▸ **Work to do**
Reproduce the lines of the data below, from the first line through the line containing "app-thumbnail: 19: [390, 306, 552, 456]", both included, character for character.

•••

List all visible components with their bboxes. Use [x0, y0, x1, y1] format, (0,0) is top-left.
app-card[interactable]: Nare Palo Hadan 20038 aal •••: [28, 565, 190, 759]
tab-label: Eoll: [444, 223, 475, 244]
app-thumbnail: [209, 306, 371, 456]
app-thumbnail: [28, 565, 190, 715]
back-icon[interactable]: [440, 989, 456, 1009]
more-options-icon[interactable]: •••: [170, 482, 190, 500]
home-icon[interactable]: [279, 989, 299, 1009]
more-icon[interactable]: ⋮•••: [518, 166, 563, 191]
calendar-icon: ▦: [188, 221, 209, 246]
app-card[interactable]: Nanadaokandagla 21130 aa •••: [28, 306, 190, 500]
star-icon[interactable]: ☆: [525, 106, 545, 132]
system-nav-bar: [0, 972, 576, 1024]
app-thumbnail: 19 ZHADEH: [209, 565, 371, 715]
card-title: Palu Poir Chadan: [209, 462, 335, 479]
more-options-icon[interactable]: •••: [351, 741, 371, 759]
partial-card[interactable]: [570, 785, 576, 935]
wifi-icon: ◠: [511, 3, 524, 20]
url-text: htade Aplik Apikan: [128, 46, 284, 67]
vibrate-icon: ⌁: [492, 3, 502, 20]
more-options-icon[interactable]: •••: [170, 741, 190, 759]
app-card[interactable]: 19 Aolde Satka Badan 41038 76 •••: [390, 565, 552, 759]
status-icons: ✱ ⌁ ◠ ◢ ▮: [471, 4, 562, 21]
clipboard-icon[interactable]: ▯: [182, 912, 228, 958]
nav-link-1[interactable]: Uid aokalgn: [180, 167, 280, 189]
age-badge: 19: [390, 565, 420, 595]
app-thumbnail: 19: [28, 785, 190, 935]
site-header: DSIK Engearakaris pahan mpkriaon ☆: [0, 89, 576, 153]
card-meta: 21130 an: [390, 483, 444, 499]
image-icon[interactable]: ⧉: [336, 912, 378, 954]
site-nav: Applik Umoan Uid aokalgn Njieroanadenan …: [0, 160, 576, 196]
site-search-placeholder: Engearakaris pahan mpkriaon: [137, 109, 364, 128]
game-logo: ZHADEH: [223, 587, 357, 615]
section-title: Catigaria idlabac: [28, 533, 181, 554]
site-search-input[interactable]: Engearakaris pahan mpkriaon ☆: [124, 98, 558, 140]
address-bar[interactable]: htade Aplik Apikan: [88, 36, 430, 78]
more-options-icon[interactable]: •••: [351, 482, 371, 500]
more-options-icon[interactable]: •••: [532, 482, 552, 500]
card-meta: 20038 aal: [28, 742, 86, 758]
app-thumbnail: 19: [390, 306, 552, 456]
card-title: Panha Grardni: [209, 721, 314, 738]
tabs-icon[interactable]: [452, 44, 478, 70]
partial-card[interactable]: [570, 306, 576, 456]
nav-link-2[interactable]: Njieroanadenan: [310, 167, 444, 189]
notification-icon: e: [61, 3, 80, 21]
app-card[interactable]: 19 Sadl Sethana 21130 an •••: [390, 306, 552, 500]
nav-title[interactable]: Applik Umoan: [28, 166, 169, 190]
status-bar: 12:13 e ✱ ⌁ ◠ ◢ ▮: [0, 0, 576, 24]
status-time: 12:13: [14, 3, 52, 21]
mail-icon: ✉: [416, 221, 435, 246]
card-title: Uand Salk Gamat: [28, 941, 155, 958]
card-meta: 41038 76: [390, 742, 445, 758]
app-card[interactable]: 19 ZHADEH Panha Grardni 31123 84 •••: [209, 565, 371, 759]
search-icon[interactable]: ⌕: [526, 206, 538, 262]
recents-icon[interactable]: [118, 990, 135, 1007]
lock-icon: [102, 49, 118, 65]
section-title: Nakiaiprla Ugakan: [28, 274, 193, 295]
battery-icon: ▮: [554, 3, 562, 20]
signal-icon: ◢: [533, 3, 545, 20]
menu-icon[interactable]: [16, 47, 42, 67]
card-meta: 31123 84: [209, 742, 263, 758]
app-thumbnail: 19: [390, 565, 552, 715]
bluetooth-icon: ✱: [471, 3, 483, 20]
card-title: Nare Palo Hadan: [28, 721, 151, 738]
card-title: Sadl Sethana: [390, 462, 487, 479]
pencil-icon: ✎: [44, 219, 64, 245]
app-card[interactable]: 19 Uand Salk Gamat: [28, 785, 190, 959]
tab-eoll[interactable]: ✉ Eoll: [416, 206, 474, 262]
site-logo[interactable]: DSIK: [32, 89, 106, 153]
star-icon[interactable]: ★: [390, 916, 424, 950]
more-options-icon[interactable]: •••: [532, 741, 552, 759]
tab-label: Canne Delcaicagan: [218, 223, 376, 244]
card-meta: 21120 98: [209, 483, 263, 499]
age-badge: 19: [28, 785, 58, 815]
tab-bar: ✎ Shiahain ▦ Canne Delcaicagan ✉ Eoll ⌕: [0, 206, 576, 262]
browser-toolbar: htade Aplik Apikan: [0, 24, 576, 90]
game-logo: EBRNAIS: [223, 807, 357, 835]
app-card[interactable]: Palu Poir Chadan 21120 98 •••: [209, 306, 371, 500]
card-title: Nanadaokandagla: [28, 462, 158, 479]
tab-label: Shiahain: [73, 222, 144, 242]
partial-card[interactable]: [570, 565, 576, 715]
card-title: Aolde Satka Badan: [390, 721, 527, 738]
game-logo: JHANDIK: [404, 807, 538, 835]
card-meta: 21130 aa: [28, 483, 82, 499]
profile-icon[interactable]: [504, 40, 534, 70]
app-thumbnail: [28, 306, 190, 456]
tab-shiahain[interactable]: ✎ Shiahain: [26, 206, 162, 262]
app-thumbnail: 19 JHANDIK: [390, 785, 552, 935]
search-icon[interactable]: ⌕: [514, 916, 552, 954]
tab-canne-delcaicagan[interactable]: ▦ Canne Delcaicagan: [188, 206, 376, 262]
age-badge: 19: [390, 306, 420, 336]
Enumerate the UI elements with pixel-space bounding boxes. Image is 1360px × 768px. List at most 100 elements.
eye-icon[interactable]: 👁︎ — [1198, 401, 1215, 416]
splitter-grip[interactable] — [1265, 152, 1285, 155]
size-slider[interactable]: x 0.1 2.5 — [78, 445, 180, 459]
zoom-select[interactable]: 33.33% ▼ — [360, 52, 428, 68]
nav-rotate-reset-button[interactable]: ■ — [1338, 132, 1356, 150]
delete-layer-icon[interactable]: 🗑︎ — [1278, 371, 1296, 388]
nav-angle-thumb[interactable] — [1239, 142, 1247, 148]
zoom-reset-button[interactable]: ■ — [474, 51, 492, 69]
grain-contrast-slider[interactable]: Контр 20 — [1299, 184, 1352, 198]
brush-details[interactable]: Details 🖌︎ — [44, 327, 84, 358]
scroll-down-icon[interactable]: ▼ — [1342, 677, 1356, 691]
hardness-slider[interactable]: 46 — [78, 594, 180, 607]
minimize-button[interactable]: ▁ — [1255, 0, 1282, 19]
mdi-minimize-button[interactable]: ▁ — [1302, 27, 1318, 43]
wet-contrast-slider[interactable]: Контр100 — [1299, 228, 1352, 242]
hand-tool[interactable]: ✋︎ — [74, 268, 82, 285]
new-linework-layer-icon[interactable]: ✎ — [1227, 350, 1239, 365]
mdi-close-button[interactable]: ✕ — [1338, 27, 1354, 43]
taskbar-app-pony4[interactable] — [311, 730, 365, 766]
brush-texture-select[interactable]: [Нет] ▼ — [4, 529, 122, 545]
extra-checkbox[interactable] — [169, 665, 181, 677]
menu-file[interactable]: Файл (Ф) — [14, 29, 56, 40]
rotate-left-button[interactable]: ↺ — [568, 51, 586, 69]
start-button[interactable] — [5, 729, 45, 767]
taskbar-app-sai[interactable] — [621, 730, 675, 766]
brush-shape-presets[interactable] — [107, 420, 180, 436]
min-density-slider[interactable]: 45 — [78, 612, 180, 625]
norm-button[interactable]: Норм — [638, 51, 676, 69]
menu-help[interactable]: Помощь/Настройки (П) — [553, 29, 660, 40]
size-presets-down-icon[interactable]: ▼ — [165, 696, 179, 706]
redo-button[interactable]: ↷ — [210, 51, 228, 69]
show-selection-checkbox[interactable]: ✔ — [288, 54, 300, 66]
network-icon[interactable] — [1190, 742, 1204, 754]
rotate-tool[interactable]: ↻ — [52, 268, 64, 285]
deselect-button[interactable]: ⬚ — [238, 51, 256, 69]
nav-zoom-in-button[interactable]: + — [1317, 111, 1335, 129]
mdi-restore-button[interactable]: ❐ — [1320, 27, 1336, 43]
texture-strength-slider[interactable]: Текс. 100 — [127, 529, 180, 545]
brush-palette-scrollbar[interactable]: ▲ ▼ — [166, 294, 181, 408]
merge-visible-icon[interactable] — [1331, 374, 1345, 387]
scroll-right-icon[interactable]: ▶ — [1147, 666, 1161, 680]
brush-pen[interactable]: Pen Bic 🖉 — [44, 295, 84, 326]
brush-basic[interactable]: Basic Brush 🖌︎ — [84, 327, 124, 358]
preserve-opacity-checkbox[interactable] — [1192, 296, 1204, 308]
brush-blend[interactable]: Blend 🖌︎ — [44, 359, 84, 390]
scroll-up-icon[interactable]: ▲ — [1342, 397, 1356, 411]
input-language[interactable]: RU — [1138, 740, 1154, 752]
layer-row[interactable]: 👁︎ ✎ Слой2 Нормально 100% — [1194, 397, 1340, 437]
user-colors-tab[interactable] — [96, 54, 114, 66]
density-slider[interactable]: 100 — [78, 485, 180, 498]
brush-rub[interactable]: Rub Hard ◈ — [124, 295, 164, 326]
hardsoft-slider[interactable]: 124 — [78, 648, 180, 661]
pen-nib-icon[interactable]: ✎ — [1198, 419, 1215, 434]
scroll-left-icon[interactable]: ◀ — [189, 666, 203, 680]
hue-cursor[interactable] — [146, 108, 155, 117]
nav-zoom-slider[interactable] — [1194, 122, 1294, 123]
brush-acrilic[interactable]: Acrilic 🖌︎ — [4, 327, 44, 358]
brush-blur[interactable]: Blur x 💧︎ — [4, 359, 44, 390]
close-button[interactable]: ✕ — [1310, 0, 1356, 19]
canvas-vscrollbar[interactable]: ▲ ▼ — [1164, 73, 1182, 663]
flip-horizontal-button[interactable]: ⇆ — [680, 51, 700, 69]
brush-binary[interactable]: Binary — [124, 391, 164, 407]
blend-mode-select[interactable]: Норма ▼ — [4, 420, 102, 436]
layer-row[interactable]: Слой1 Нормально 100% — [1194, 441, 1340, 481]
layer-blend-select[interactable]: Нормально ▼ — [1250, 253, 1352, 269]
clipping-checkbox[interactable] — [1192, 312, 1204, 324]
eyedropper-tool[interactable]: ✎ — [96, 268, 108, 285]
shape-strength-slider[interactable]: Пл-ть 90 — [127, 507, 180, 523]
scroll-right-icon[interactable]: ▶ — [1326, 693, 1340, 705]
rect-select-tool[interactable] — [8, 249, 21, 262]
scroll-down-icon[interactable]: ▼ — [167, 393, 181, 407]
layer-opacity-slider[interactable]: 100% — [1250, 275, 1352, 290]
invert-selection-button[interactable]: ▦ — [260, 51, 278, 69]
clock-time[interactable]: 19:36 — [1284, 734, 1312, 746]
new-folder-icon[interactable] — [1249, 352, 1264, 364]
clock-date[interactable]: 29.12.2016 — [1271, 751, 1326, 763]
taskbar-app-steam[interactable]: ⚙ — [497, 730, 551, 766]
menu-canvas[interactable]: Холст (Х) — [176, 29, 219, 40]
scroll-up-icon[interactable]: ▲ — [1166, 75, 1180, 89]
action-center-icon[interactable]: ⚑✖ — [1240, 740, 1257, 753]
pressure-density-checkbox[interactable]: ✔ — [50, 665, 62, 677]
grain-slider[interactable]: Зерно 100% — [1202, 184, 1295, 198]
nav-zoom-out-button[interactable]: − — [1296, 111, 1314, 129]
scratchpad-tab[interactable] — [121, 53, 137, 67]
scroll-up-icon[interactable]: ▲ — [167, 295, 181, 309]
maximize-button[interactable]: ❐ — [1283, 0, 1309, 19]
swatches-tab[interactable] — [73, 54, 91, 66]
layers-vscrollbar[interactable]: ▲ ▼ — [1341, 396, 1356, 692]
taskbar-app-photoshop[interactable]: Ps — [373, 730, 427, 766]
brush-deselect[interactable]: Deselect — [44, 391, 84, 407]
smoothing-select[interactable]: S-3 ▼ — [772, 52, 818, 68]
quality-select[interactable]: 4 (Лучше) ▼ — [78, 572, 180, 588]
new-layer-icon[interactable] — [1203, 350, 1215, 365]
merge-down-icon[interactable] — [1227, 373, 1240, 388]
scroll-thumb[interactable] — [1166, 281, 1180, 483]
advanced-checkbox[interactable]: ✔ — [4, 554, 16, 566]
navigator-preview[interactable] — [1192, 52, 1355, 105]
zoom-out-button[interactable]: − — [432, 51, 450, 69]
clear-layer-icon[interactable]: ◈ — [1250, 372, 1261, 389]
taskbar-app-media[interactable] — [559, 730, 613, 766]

•••

▸ **Full output**
List all visible components with their bboxes. Use [x0, y0, x1, y1] format, (0,0) is top-left.
app-card[interactable]: Nare Palo Hadan 20038 aal •••: [28, 565, 190, 759]
tab-label: Eoll: [444, 223, 475, 244]
app-thumbnail: [209, 306, 371, 456]
app-thumbnail: [28, 565, 190, 715]
back-icon[interactable]: [440, 989, 456, 1009]
more-options-icon[interactable]: •••: [170, 482, 190, 500]
home-icon[interactable]: [279, 989, 299, 1009]
more-icon[interactable]: ⋮•••: [518, 166, 563, 191]
calendar-icon: ▦: [188, 221, 209, 246]
app-card[interactable]: Nanadaokandagla 21130 aa •••: [28, 306, 190, 500]
star-icon[interactable]: ☆: [525, 106, 545, 132]
system-nav-bar: [0, 972, 576, 1024]
app-thumbnail: 19 ZHADEH: [209, 565, 371, 715]
card-title: Palu Poir Chadan: [209, 462, 335, 479]
more-options-icon[interactable]: •••: [351, 741, 371, 759]
partial-card[interactable]: [570, 785, 576, 935]
wifi-icon: ◠: [511, 3, 524, 20]
url-text: htade Aplik Apikan: [128, 46, 284, 67]
vibrate-icon: ⌁: [492, 3, 502, 20]
more-options-icon[interactable]: •••: [170, 741, 190, 759]
app-card[interactable]: 19 Aolde Satka Badan 41038 76 •••: [390, 565, 552, 759]
status-icons: ✱ ⌁ ◠ ◢ ▮: [471, 4, 562, 21]
clipboard-icon[interactable]: ▯: [182, 912, 228, 958]
nav-link-1[interactable]: Uid aokalgn: [180, 167, 280, 189]
age-badge: 19: [390, 565, 420, 595]
app-thumbnail: 19: [28, 785, 190, 935]
site-header: DSIK Engearakaris pahan mpkriaon ☆: [0, 89, 576, 153]
card-meta: 21130 an: [390, 483, 444, 499]
image-icon[interactable]: ⧉: [336, 912, 378, 954]
site-nav: Applik Umoan Uid aokalgn Njieroanadenan …: [0, 160, 576, 196]
site-search-placeholder: Engearakaris pahan mpkriaon: [137, 109, 364, 128]
game-logo: ZHADEH: [223, 587, 357, 615]
section-title: Catigaria idlabac: [28, 533, 181, 554]
site-search-input[interactable]: Engearakaris pahan mpkriaon ☆: [124, 98, 558, 140]
address-bar[interactable]: htade Aplik Apikan: [88, 36, 430, 78]
more-options-icon[interactable]: •••: [351, 482, 371, 500]
more-options-icon[interactable]: •••: [532, 482, 552, 500]
card-meta: 20038 aal: [28, 742, 86, 758]
app-thumbnail: 19: [390, 306, 552, 456]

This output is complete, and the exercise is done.